- EXERCISE PROMPT -
Collect all lines below with the string "održavanja".
-- start WORKING DATA --
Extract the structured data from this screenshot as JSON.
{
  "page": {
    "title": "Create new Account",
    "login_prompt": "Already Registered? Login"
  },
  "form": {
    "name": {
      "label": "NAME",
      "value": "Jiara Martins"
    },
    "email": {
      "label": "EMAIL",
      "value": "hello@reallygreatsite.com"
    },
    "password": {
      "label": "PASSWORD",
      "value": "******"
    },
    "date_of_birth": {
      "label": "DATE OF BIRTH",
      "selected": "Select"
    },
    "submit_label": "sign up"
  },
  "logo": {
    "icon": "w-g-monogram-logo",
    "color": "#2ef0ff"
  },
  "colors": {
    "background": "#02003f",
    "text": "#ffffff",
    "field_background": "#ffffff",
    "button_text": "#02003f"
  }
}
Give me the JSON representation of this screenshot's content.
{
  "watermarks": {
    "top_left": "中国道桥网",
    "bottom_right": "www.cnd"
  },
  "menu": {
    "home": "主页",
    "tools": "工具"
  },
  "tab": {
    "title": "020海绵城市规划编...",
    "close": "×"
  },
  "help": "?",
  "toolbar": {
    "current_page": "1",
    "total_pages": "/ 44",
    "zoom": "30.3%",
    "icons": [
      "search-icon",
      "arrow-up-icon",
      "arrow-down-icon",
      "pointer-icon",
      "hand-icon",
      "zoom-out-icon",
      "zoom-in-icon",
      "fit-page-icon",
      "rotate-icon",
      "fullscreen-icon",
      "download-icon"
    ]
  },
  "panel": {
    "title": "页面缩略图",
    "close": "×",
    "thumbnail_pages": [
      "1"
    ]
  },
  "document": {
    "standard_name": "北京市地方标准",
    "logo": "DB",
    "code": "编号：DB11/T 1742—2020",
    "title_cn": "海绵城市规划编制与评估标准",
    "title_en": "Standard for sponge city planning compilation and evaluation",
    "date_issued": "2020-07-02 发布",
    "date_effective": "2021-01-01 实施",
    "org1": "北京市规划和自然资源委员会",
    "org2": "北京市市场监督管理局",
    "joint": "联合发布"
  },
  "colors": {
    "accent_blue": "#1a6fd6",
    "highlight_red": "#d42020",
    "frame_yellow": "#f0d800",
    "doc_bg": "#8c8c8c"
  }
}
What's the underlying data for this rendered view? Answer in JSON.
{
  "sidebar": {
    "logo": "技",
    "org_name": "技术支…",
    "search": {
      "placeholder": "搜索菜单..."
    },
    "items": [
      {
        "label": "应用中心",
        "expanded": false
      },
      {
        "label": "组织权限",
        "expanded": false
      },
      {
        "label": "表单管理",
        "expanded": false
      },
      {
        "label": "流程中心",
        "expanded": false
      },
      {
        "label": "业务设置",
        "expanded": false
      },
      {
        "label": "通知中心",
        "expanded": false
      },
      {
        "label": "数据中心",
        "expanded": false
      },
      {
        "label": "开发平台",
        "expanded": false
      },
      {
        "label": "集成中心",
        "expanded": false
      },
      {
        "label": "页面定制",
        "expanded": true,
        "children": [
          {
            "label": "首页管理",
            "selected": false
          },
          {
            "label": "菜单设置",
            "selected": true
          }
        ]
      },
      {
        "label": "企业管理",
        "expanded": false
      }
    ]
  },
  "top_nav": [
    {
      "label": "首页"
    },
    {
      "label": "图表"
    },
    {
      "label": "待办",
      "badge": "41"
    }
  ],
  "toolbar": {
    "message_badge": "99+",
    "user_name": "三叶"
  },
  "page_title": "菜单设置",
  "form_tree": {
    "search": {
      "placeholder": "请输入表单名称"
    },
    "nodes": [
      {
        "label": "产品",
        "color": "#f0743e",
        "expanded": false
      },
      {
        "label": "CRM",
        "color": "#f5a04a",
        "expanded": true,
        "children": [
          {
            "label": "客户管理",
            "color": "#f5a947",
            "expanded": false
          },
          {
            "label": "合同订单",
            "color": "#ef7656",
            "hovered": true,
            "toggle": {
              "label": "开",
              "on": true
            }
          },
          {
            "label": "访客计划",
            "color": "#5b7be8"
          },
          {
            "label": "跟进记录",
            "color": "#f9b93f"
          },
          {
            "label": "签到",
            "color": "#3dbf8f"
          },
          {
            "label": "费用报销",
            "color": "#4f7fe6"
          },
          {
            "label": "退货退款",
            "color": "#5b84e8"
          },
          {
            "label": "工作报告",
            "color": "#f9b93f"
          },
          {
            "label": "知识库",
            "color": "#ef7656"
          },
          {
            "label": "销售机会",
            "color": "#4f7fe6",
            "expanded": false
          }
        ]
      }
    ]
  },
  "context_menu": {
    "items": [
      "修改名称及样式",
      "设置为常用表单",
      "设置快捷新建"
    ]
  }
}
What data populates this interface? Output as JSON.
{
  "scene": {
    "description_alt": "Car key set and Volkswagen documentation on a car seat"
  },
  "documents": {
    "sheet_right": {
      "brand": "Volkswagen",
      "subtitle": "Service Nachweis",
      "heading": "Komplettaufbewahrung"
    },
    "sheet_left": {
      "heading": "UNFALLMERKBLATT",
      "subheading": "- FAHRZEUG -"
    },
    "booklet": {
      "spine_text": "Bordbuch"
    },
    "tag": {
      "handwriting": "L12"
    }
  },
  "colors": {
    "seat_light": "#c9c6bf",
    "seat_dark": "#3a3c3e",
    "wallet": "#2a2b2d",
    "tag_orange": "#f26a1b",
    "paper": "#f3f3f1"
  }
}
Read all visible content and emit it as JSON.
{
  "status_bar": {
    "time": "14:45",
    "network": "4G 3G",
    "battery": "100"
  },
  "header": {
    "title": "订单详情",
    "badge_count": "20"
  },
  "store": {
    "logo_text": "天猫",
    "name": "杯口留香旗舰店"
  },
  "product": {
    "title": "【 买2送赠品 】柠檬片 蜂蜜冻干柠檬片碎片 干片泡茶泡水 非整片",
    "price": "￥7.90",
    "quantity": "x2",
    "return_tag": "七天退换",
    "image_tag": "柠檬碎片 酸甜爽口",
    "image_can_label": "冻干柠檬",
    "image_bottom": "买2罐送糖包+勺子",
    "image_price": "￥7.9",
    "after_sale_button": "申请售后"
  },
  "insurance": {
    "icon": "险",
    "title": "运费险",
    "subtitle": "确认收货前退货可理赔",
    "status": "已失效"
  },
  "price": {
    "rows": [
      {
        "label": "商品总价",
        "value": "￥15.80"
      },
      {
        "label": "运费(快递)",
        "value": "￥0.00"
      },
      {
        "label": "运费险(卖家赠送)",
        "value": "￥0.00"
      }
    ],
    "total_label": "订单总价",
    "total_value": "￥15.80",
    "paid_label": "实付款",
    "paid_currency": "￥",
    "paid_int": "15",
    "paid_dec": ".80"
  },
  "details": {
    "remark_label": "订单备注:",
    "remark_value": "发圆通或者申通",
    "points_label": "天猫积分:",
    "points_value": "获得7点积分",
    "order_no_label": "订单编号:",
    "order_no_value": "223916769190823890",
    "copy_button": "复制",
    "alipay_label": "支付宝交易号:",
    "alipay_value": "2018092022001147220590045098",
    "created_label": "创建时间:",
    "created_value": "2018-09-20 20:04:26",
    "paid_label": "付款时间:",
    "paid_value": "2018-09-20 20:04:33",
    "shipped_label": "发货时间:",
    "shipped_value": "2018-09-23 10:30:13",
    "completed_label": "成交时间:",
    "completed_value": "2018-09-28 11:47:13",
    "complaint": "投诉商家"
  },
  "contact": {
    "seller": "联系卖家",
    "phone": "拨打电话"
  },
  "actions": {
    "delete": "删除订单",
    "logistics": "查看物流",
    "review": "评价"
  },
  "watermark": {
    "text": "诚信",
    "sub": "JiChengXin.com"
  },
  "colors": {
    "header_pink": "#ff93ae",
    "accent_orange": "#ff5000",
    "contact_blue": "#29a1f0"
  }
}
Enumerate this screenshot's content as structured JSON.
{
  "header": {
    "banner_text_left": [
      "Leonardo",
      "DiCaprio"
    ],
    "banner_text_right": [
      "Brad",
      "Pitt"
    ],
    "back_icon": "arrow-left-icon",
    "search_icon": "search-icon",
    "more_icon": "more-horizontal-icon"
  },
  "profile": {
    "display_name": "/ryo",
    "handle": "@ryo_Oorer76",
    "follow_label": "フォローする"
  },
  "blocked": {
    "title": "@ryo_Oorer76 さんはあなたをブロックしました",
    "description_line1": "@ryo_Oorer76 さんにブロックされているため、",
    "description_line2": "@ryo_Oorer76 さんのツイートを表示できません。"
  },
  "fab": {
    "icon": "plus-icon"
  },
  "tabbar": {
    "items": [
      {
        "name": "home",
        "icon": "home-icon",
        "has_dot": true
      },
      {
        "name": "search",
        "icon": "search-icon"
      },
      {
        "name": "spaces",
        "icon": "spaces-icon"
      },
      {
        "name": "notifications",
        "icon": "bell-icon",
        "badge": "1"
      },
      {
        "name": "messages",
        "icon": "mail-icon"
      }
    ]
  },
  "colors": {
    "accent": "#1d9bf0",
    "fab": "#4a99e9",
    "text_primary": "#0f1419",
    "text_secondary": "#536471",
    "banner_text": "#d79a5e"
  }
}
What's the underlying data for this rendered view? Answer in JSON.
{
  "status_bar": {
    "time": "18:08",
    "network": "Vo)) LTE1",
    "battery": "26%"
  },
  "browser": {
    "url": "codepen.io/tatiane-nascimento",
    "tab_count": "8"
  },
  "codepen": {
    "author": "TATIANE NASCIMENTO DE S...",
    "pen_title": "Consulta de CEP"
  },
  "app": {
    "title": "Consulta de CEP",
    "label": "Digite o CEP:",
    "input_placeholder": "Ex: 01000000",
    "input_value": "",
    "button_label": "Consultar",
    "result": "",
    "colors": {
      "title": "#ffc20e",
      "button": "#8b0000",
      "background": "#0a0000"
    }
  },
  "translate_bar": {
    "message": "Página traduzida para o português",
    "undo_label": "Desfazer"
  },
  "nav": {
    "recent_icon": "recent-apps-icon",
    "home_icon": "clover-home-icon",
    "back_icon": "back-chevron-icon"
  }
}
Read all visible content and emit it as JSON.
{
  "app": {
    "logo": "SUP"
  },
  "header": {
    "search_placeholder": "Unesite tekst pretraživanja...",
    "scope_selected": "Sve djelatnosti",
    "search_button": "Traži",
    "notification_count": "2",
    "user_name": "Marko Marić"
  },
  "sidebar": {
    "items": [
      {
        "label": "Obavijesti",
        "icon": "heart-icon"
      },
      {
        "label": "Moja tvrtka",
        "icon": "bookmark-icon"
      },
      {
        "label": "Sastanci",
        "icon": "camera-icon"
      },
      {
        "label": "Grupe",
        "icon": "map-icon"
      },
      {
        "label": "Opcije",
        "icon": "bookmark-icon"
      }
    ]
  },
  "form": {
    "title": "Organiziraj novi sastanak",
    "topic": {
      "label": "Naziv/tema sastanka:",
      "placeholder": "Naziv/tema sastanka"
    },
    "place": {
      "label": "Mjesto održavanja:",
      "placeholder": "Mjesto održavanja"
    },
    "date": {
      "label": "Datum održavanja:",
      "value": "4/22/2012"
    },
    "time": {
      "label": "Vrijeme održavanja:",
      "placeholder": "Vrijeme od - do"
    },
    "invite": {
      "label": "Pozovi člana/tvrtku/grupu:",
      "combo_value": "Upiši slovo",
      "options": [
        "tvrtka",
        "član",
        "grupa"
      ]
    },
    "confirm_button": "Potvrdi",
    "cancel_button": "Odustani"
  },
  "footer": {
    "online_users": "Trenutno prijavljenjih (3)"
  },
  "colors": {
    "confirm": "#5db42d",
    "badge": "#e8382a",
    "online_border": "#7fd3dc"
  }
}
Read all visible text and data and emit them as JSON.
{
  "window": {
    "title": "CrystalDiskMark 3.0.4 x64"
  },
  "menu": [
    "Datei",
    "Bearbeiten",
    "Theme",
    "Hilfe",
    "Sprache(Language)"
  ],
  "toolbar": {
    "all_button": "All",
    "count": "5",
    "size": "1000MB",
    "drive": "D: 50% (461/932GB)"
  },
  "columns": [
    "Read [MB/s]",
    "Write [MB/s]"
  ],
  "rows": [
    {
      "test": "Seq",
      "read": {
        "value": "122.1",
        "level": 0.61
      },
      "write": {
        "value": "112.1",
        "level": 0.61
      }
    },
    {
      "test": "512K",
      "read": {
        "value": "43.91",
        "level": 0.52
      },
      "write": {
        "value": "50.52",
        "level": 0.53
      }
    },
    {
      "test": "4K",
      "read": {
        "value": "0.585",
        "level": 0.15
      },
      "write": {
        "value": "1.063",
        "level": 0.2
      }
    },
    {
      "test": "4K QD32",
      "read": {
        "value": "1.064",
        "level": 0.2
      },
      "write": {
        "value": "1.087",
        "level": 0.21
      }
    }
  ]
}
-- end WORKING DATA --
- COMPLETE OUTPUT -
      "label": "Mjesto održavanja:",
      "placeholder": "Mjesto održavanja"
      "label": "Datum održavanja:",
      "label": "Vrijeme održavanja:",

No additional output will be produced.